# [Stated exercise]
In the records below, work out how many lines hold the word "email". Report the number alone.

# [Material supplied]
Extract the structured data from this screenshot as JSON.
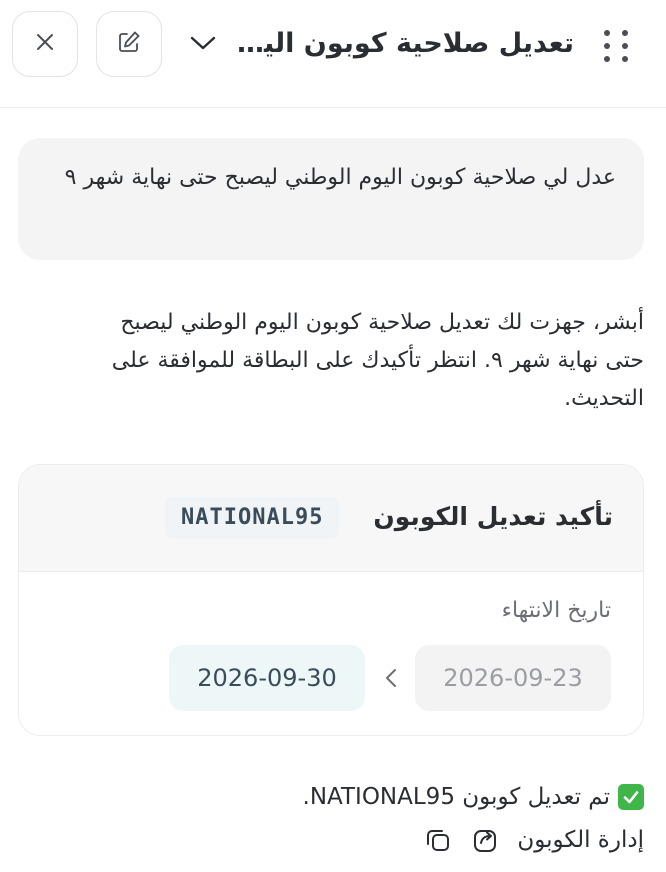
{
  "header": {
    "title": "تعديل صلاحية كوبون اليوم الوطني",
    "icons": {
      "close": "close-icon",
      "edit": "edit-icon",
      "chevron": "chevron-down-icon",
      "drag": "drag-handle-icon"
    }
  },
  "messages": {
    "user_text": "عدل لي صلاحية كوبون اليوم الوطني ليصبح حتى نهاية شهر ٩",
    "assistant_text": "أبشر، جهزت لك تعديل صلاحية كوبون اليوم الوطني ليصبح حتى نهاية شهر ٩. انتظر تأكيدك على البطاقة للموافقة على التحديث."
  },
  "card": {
    "title": "تأكيد تعديل الكوبون",
    "code": "NATIONAL95",
    "expiry_label": "تاريخ الانتهاء",
    "old_date": "2026-09-23",
    "new_date": "2026-09-30"
  },
  "result": {
    "check_icon": "check-icon",
    "text": "تم تعديل كوبون NATIONAL95.",
    "manage_link": "إدارة الكوبون",
    "icons": {
      "share": "share-icon",
      "copy": "copy-icon"
    }
  },
  "colors": {
    "check": "#3fb54a",
    "new_date_bg": "#eef7f7",
    "code_text": "#3a4c5a"
  }
}
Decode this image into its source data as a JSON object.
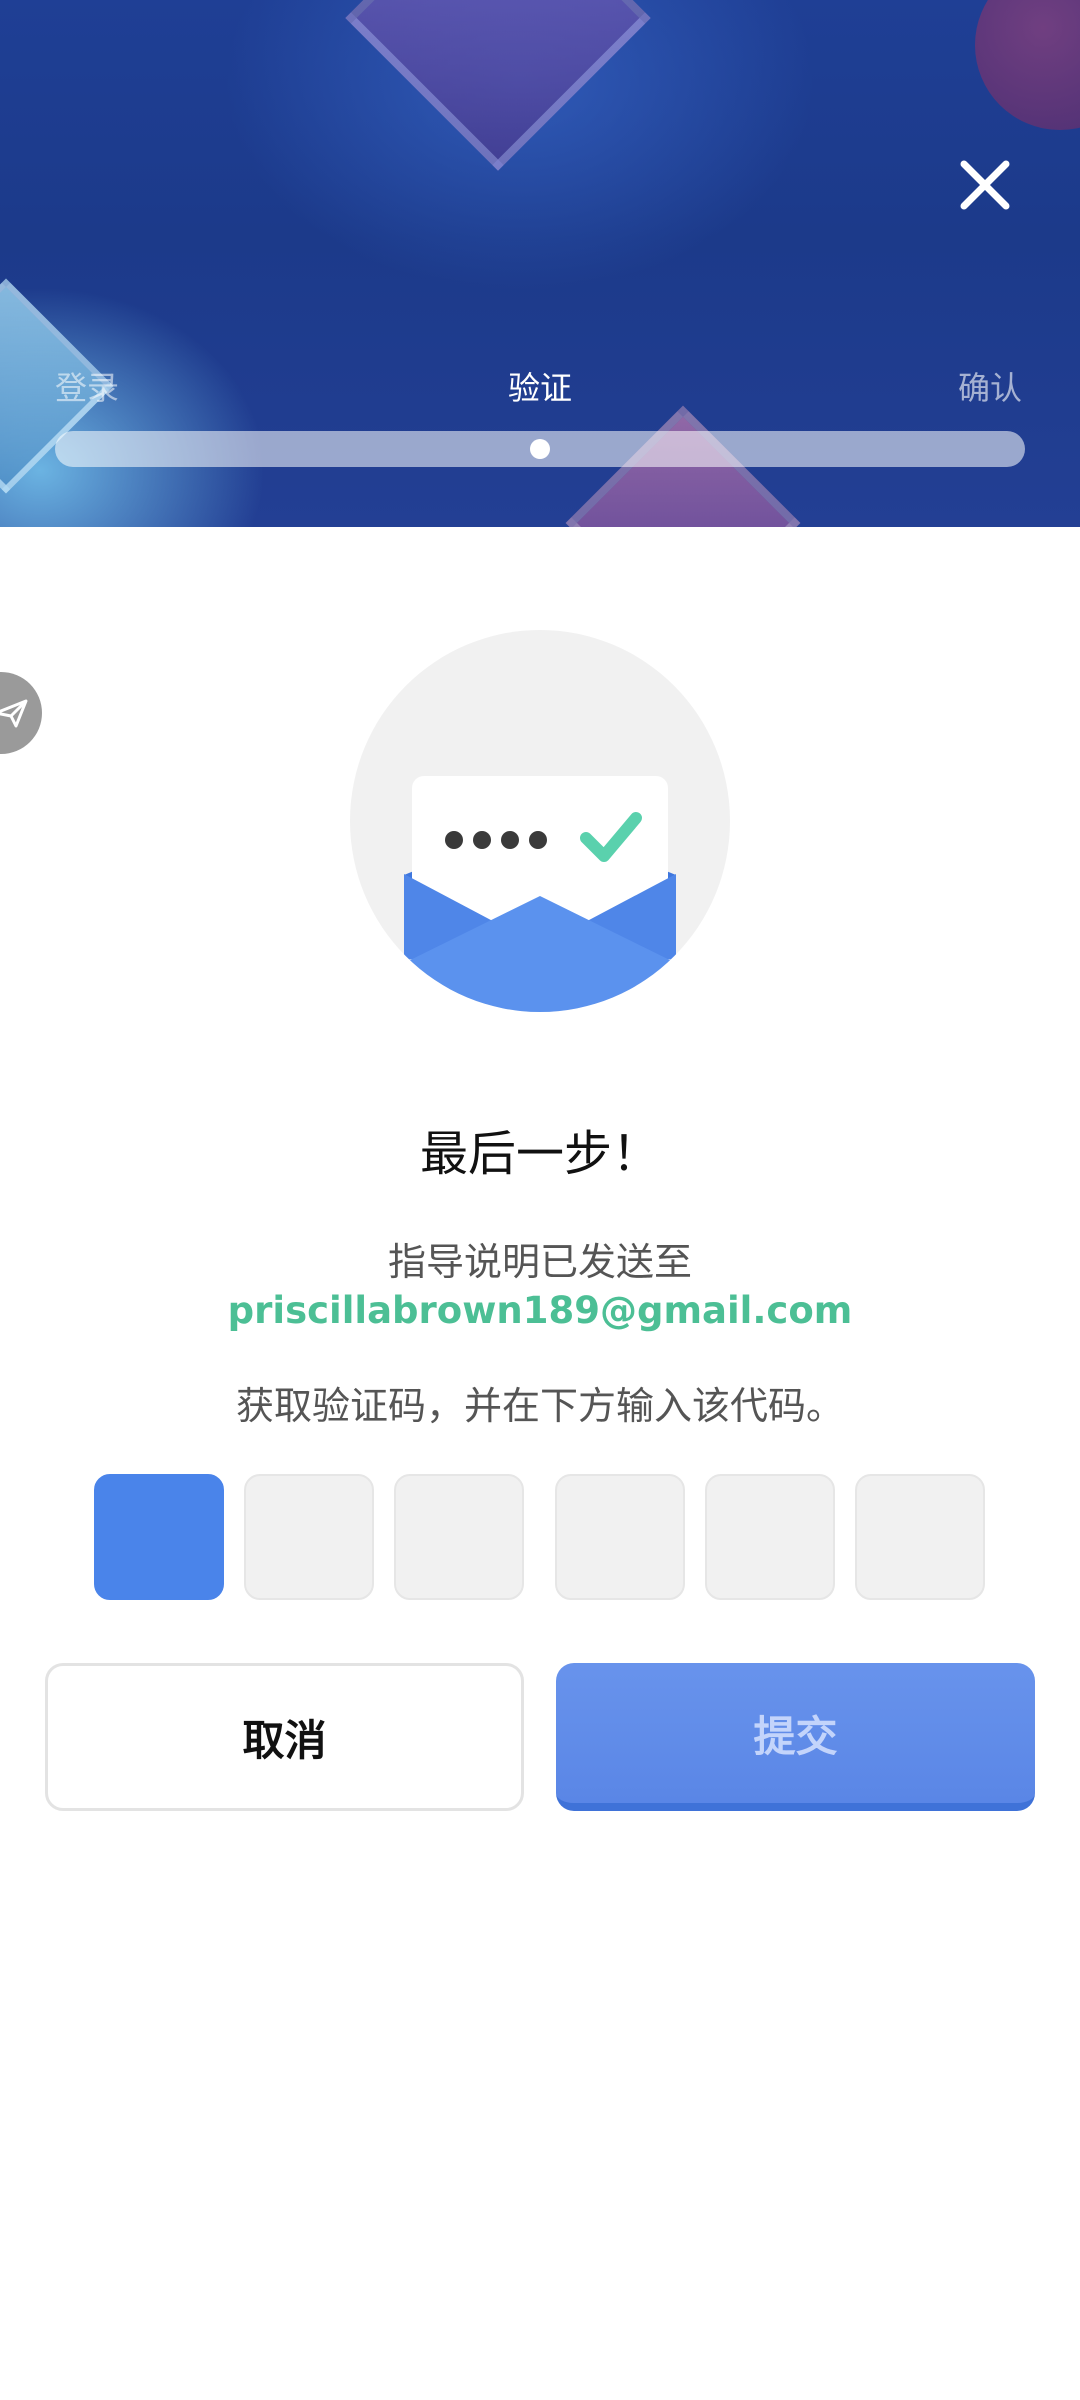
{
  "header": {
    "steps": [
      {
        "label": "登录",
        "state": "done"
      },
      {
        "label": "验证",
        "state": "current"
      },
      {
        "label": "确认",
        "state": "pending"
      }
    ],
    "progress_fraction": 0.5
  },
  "icons": {
    "close": "close-icon",
    "side": "paper-plane-icon",
    "illustration": "envelope-code-icon"
  },
  "main": {
    "title": "最后一步！",
    "subtitle": "指导说明已发送至",
    "email": "priscillabrown189@gmail.com",
    "instruction": "获取验证码，并在下方输入该代码。",
    "code_length": 6,
    "code_values": [
      "",
      "",
      "",
      "",
      "",
      ""
    ]
  },
  "buttons": {
    "cancel_label": "取消",
    "submit_label": "提交"
  },
  "colors": {
    "accent": "#4a84ea",
    "email": "#4cbf95",
    "check": "#5ad1ad"
  }
}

# [The completed task]
2